- _Written task_: Extract the lines that carry the string "przez" from the listing.

- _Provided information_:
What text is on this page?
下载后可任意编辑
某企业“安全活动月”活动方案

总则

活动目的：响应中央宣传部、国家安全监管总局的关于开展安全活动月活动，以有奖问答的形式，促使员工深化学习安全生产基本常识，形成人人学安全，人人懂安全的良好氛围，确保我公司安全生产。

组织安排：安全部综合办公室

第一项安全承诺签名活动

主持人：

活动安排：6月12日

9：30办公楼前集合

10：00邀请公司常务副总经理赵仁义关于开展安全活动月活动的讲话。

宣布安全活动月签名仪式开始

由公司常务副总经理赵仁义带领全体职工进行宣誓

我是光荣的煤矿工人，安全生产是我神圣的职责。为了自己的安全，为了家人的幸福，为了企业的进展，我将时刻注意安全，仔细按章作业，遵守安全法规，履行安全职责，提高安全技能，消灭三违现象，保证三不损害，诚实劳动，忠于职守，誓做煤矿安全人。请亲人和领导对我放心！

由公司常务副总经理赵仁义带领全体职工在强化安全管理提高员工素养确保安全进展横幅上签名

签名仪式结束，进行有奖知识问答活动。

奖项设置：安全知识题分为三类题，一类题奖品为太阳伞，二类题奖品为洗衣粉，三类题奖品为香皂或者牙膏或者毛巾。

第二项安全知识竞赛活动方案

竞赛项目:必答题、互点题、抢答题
--
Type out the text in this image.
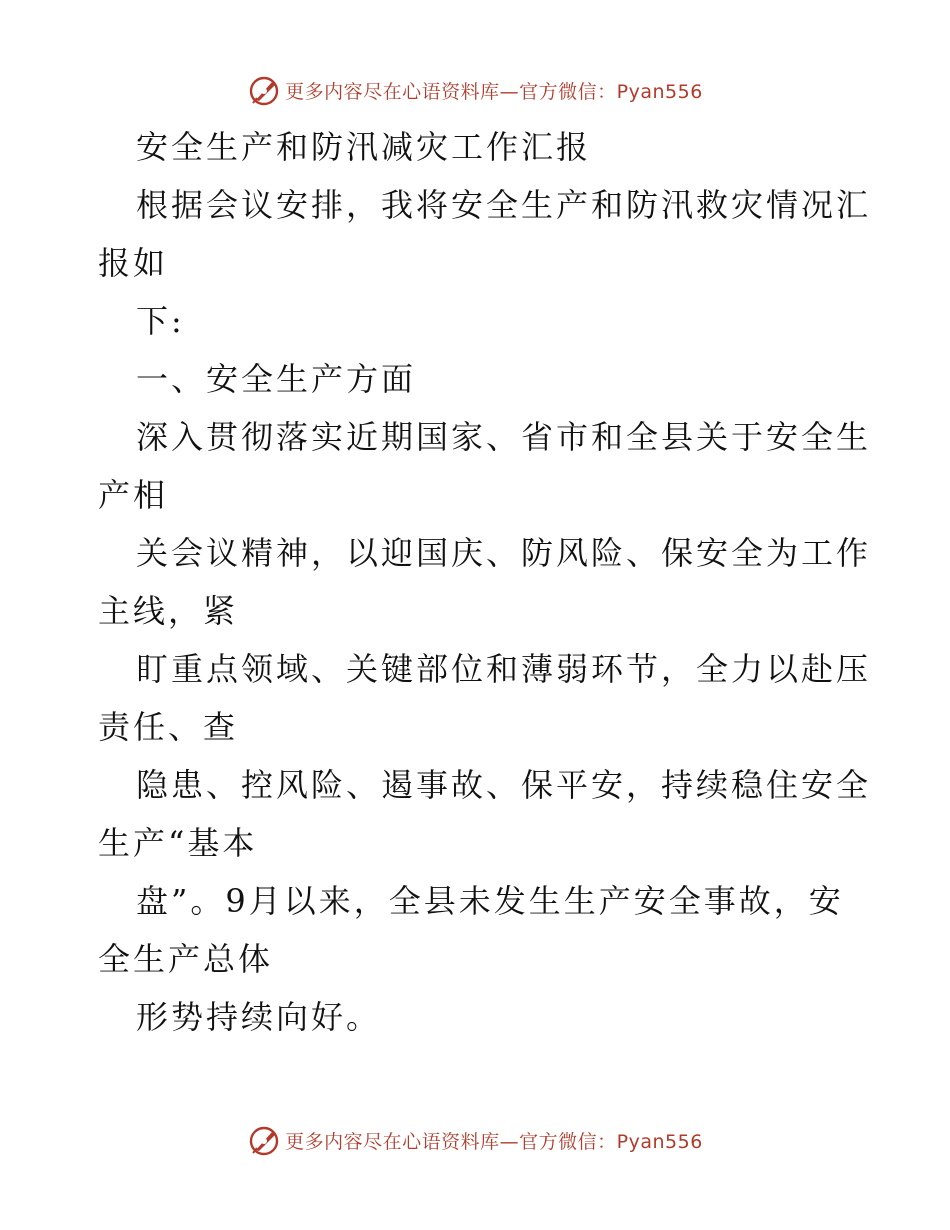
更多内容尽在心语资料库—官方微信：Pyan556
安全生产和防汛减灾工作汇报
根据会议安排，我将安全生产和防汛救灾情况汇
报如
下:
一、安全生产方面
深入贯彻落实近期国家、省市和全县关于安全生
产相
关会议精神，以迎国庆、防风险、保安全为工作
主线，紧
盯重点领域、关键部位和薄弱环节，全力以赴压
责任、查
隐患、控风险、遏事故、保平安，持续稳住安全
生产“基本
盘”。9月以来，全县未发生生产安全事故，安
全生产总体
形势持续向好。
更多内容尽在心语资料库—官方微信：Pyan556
* * *
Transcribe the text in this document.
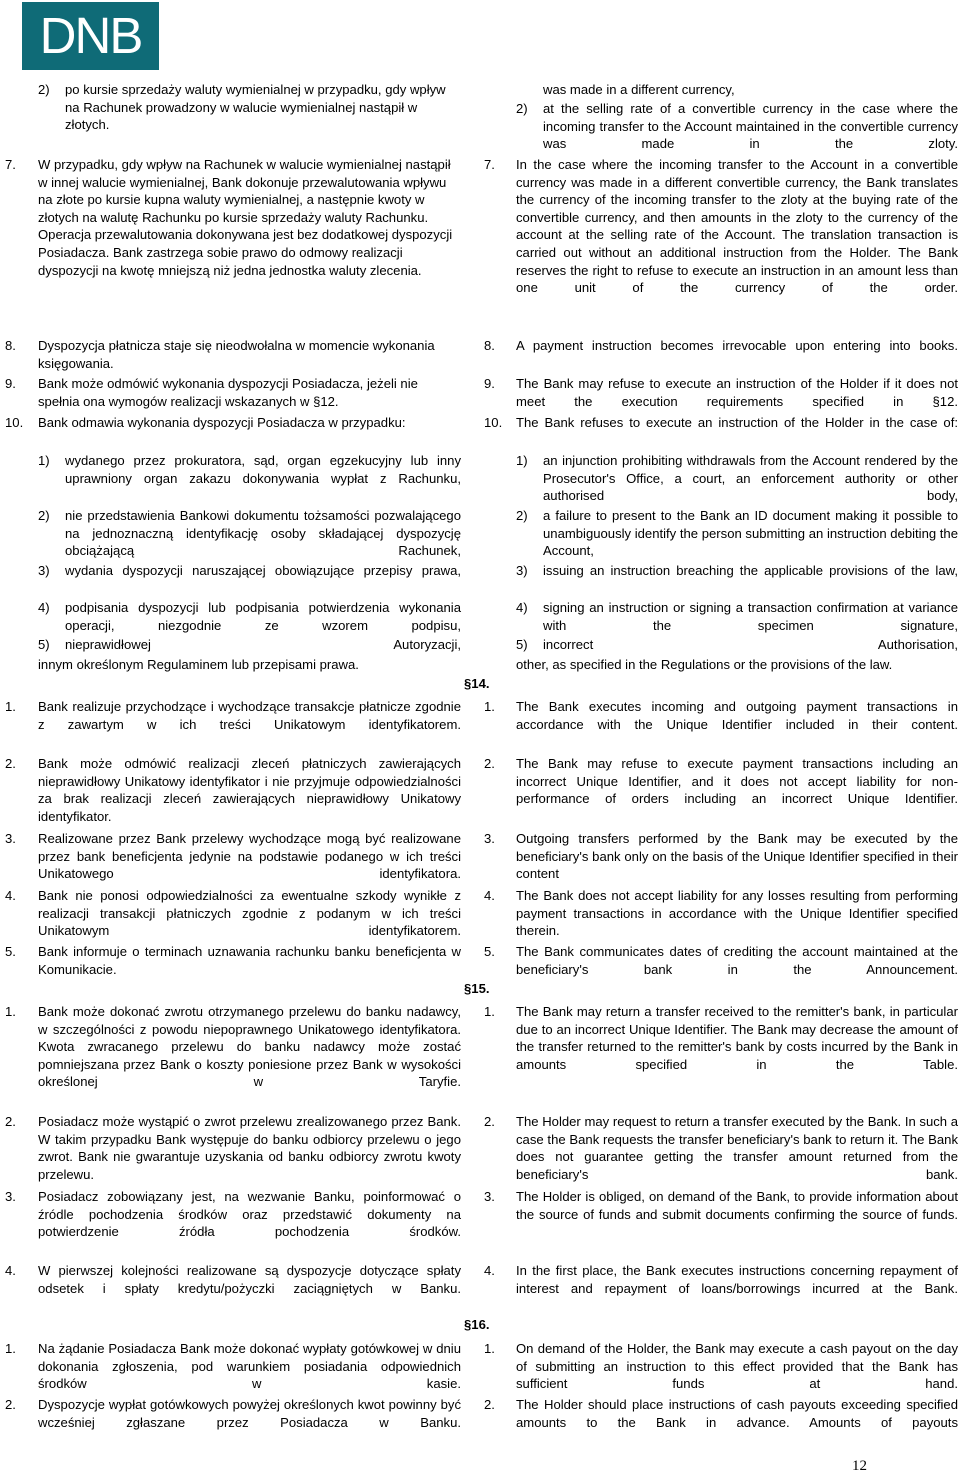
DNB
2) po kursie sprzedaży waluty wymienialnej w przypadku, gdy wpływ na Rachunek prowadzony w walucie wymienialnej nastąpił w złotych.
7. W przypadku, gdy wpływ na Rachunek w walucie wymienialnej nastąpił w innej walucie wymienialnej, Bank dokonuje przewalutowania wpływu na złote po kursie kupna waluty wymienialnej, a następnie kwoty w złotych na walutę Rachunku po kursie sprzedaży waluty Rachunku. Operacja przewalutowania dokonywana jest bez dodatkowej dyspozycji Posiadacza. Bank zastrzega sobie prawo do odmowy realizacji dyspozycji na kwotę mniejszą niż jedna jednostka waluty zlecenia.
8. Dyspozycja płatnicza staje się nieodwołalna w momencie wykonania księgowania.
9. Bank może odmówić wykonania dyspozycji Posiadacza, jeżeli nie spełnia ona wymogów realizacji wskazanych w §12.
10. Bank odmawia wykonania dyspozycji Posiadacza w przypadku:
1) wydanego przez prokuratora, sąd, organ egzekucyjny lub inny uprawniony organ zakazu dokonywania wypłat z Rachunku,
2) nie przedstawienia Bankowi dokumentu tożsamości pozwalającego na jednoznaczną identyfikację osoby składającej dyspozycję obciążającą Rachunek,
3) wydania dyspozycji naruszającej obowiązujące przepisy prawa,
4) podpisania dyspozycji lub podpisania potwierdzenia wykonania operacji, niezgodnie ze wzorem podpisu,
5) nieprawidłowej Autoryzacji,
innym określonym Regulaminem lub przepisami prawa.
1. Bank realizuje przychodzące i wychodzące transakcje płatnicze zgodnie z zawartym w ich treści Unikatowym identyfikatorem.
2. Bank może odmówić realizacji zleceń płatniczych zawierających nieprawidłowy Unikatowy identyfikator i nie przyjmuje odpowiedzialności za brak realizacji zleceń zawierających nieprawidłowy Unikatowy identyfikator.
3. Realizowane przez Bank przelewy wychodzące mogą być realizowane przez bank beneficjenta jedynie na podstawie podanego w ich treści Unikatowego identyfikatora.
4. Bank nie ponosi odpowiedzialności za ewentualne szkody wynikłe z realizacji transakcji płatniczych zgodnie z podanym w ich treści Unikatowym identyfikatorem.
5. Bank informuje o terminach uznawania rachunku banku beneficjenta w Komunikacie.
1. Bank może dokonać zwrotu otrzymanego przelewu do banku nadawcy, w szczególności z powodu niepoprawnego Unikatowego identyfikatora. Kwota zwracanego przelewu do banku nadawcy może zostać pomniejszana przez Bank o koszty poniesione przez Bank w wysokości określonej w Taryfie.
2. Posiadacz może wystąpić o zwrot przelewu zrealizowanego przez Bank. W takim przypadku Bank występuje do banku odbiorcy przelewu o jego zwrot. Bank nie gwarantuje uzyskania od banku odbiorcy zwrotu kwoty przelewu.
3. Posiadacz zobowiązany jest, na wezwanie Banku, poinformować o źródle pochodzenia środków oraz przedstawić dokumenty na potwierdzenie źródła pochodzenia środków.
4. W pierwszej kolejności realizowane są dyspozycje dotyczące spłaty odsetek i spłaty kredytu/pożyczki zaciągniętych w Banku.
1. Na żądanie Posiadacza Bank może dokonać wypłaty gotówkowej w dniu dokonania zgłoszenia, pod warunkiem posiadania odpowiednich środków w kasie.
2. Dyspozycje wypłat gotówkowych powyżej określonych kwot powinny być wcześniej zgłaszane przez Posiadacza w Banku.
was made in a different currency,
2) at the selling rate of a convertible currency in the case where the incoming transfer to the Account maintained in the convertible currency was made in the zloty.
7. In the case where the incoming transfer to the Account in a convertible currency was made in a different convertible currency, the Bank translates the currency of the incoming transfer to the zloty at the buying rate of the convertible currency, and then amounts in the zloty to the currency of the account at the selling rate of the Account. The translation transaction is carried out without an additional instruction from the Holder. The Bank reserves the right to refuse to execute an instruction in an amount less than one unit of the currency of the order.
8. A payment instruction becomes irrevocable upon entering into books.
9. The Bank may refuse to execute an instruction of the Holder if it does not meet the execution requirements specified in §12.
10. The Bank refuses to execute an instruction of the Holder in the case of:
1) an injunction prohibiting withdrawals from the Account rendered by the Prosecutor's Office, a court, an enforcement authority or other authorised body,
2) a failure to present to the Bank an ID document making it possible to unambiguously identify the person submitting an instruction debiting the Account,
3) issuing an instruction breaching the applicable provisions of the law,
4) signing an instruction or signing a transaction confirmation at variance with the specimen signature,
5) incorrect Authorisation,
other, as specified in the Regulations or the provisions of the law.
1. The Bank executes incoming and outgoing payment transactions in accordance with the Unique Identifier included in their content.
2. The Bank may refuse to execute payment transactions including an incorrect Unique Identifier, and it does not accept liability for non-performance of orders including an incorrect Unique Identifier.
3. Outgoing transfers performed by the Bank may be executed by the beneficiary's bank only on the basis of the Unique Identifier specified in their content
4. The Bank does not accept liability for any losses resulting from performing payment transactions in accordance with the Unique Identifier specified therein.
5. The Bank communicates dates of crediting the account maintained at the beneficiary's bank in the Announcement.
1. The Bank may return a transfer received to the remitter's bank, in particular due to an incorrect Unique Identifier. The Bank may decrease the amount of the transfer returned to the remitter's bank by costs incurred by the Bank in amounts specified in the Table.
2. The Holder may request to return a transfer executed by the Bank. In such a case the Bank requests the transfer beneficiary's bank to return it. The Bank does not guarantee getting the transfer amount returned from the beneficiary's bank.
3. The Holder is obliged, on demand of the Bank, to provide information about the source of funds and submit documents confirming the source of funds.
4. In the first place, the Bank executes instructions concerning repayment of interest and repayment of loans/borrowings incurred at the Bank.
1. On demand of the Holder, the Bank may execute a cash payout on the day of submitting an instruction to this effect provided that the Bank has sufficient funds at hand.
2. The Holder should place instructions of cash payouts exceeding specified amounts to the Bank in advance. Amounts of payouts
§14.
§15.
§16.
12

- _Worked solution_:
1) wydanego przez prokuratora, sąd, organ egzekucyjny lub inny uprawniony organ zakazu dokonywania wypłat z Rachunku,
3. Realizowane przez Bank przelewy wychodzące mogą być realizowane przez bank beneficjenta jedynie na podstawie podanego w ich treści Unikatowego identyfikatora.
1. Bank może dokonać zwrotu otrzymanego przelewu do banku nadawcy, w szczególności z powodu niepoprawnego Unikatowego identyfikatora. Kwota zwracanego przelewu do banku nadawcy może zostać pomniejszana przez Bank o koszty poniesione przez Bank w wysokości określonej w Taryfie.
2. Posiadacz może wystąpić o zwrot przelewu zrealizowanego przez Bank. W takim przypadku Bank występuje do banku odbiorcy przelewu o jego zwrot. Bank nie gwarantuje uzyskania od banku odbiorcy zwrotu kwoty przelewu.
2. Dyspozycje wypłat gotówkowych powyżej określonych kwot powinny być wcześniej zgłaszane przez Posiadacza w Banku.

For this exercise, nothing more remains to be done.